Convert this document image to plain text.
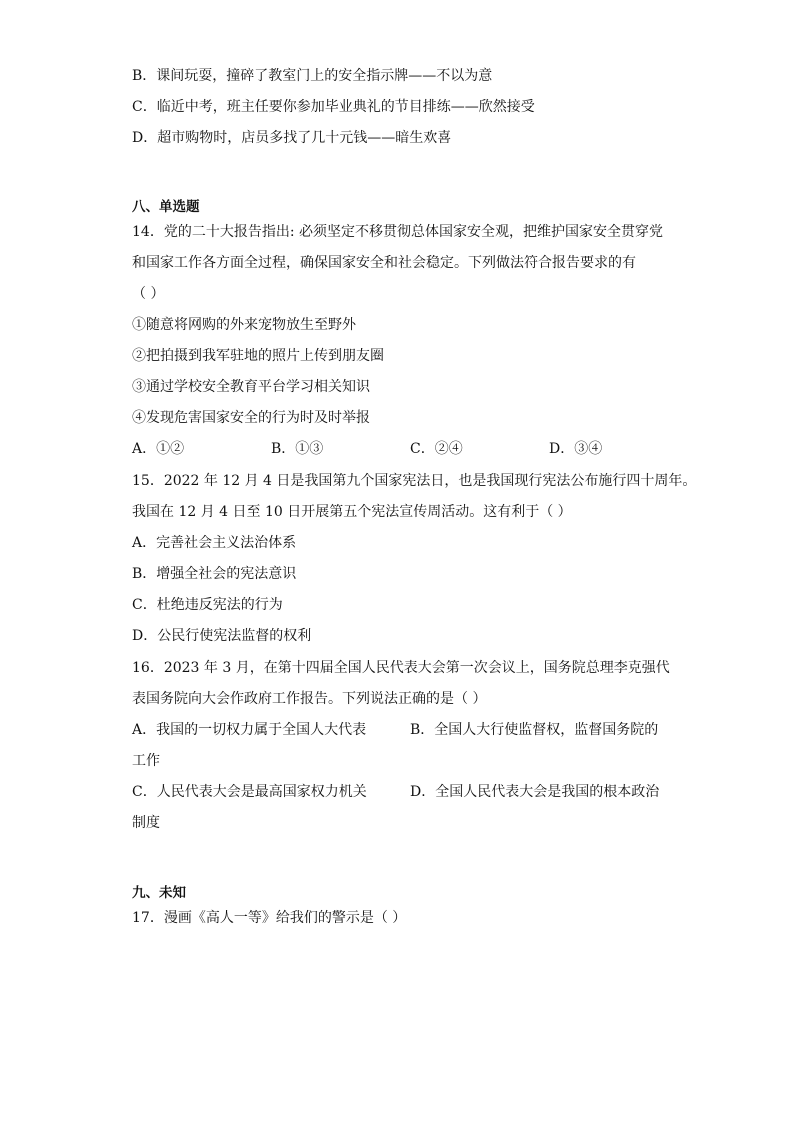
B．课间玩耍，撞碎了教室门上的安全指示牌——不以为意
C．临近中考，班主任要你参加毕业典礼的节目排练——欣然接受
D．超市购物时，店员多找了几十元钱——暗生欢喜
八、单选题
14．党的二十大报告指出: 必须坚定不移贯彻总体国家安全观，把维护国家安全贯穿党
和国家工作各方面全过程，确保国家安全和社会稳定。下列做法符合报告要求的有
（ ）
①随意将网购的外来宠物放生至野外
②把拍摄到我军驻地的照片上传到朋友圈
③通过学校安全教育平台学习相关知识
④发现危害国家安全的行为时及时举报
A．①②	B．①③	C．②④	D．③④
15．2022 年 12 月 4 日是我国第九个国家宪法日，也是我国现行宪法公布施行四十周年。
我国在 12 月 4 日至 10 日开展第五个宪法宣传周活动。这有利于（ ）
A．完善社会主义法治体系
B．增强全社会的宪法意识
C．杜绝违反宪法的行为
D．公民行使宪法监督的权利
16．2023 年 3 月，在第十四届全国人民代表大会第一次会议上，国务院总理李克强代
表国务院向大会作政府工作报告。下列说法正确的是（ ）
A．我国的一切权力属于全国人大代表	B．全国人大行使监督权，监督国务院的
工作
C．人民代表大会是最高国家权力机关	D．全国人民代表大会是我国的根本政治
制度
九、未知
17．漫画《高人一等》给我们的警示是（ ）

★ ★ ★ ★ ★ ★ ★

To be done
Exclude the images and reproduce the remaining data exactly.

Answer to this problem
Convert this document image to plain text.
B．课间玩耍，撞碎了教室门上的安全指示牌——不以为意
C．临近中考，班主任要你参加毕业典礼的节目排练——欣然接受
D．超市购物时，店员多找了几十元钱——暗生欢喜
八、单选题
14．党的二十大报告指出: 必须坚定不移贯彻总体国家安全观，把维护国家安全贯穿党
和国家工作各方面全过程，确保国家安全和社会稳定。下列做法符合报告要求的有
（ ）
①随意将网购的外来宠物放生至野外
②把拍摄到我军驻地的照片上传到朋友圈
③通过学校安全教育平台学习相关知识
④发现危害国家安全的行为时及时举报
A．①②	B．①③	C．②④	D．③④
15．2022 年 12 月 4 日是我国第九个国家宪法日，也是我国现行宪法公布施行四十周年。
我国在 12 月 4 日至 10 日开展第五个宪法宣传周活动。这有利于（ ）
A．完善社会主义法治体系
B．增强全社会的宪法意识
C．杜绝违反宪法的行为
D．公民行使宪法监督的权利
16．2023 年 3 月，在第十四届全国人民代表大会第一次会议上，国务院总理李克强代
表国务院向大会作政府工作报告。下列说法正确的是（ ）
A．我国的一切权力属于全国人大代表	B．全国人大行使监督权，监督国务院的
工作
C．人民代表大会是最高国家权力机关	D．全国人民代表大会是我国的根本政治
制度
九、未知
17．漫画《高人一等》给我们的警示是（ ）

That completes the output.